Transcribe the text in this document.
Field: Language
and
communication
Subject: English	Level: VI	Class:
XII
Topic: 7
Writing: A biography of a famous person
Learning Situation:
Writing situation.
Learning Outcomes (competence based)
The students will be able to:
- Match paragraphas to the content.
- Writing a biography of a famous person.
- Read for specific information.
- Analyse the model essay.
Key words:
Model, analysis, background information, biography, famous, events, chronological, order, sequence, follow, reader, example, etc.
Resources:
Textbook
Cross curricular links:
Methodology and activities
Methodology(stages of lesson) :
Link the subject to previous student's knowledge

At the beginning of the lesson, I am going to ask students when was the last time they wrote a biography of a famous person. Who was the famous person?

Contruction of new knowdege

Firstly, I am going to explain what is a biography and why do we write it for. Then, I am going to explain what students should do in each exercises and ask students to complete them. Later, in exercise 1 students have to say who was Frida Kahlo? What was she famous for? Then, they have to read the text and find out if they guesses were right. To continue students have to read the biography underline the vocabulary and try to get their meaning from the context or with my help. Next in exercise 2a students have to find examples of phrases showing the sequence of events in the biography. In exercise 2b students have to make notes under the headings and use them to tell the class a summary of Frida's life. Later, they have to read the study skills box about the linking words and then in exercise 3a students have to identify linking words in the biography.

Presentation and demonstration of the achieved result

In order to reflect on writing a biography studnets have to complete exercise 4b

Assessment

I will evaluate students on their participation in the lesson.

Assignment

- _TASK OBJECTIVE_
Each line of the listing should be copied exactly.

- _ANSWER IN FULL_
Transcribe the text in this document.
Field: Language
and
communication
Subject: English	Level: VI	Class:
XII
Topic: 7
Writing: A biography of a famous person
Learning Situation:
Writing situation.
Learning Outcomes (competence based)
The students will be able to:
- Match paragraphas to the content.
- Writing a biography of a famous person.
- Read for specific information.
- Analyse the model essay.
Key words:
Model, analysis, background information, biography, famous, events, chronological, order, sequence, follow, reader, example, etc.
Resources:
Textbook
Cross curricular links:
Methodology and activities
Methodology(stages of lesson) :
Link the subject to previous student's knowledge

At the beginning of the lesson, I am going to ask students when was the last time they wrote a biography of a famous person. Who was the famous person?

Contruction of new knowdege

Firstly, I am going to explain what is a biography and why do we write it for. Then, I am going to explain what students should do in each exercises and ask students to complete them. Later, in exercise 1 students have to say who was Frida Kahlo? What was she famous for? Then, they have to read the text and find out if they guesses were right. To continue students have to read the biography underline the vocabulary and try to get their meaning from the context or with my help. Next in exercise 2a students have to find examples of phrases showing the sequence of events in the biography. In exercise 2b students have to make notes under the headings and use them to tell the class a summary of Frida's life. Later, they have to read the study skills box about the linking words and then in exercise 3a students have to identify linking words in the biography.

Presentation and demonstration of the achieved result

In order to reflect on writing a biography studnets have to complete exercise 4b

Assessment

I will evaluate students on their participation in the lesson.

Assignment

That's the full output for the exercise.